Objective
Return all lines in the material below that contain "title".

Listing
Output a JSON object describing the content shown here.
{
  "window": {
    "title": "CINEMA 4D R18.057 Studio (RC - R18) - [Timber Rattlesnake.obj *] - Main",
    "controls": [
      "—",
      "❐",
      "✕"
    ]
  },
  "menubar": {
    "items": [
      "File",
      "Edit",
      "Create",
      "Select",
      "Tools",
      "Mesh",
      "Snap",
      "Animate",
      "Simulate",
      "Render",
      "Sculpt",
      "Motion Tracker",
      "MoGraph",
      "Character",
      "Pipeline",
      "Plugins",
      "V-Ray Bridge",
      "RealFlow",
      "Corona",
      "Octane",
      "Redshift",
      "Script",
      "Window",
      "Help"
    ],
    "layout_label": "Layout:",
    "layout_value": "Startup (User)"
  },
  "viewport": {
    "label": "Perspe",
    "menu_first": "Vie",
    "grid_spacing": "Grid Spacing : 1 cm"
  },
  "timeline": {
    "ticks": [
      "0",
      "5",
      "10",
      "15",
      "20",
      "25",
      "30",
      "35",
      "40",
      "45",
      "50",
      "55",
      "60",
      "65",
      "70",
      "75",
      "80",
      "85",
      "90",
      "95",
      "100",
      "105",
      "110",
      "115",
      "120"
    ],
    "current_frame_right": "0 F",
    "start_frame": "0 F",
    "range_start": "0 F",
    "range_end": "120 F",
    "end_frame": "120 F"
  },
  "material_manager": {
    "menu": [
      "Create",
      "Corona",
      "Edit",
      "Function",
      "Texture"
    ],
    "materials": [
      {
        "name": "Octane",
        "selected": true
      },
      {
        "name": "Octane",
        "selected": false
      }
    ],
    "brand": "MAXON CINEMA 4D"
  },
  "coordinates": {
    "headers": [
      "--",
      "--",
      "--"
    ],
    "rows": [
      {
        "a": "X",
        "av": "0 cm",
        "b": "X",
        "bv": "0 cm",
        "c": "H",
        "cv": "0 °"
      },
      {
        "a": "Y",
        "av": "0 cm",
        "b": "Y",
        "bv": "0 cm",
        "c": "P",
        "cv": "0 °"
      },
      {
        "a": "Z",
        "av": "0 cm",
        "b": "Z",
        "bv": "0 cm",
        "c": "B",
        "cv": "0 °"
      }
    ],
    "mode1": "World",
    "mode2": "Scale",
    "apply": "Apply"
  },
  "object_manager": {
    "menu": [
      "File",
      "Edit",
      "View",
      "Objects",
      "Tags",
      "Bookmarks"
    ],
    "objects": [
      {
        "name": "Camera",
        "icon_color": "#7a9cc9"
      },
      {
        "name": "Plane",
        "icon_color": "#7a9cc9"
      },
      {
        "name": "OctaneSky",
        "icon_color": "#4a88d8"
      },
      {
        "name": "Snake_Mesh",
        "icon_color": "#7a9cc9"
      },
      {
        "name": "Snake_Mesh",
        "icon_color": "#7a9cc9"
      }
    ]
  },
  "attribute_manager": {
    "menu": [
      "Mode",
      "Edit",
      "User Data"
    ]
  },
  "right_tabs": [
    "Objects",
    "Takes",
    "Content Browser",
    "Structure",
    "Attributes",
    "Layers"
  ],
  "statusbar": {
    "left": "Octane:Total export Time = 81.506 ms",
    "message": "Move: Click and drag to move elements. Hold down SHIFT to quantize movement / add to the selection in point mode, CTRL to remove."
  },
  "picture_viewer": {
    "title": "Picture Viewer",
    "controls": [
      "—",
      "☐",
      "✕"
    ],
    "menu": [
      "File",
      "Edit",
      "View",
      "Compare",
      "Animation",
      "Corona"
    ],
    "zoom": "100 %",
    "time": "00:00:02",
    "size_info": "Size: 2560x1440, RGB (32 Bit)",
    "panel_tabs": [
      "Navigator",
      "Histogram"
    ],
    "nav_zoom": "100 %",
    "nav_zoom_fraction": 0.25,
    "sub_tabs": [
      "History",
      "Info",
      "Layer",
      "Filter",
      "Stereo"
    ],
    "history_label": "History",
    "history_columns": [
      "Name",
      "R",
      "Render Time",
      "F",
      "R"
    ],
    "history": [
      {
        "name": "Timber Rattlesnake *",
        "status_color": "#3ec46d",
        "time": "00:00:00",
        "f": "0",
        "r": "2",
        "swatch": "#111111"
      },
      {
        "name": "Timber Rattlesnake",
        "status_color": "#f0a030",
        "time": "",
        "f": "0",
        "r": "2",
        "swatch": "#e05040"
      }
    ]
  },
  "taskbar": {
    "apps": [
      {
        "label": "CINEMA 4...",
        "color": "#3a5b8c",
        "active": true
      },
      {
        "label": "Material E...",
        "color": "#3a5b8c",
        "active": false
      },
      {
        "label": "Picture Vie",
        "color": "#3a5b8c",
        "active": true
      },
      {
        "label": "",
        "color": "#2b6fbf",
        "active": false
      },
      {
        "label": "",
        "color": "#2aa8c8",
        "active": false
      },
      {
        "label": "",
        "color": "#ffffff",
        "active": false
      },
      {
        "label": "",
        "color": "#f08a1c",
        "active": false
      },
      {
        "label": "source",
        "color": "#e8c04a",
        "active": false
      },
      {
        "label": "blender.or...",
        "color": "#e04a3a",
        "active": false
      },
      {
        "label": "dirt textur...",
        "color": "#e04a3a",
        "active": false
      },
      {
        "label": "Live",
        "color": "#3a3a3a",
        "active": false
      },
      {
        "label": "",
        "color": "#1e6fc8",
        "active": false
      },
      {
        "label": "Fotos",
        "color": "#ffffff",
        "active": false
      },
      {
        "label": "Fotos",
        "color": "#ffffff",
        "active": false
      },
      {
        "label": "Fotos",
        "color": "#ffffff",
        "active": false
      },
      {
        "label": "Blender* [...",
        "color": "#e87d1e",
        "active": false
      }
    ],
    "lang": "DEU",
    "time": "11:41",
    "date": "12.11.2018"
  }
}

Task result
    "title": "CINEMA 4D R18.057 Studio (RC - R18) - [Timber Rattlesnake.obj *] - Main",
    "title": "Picture Viewer",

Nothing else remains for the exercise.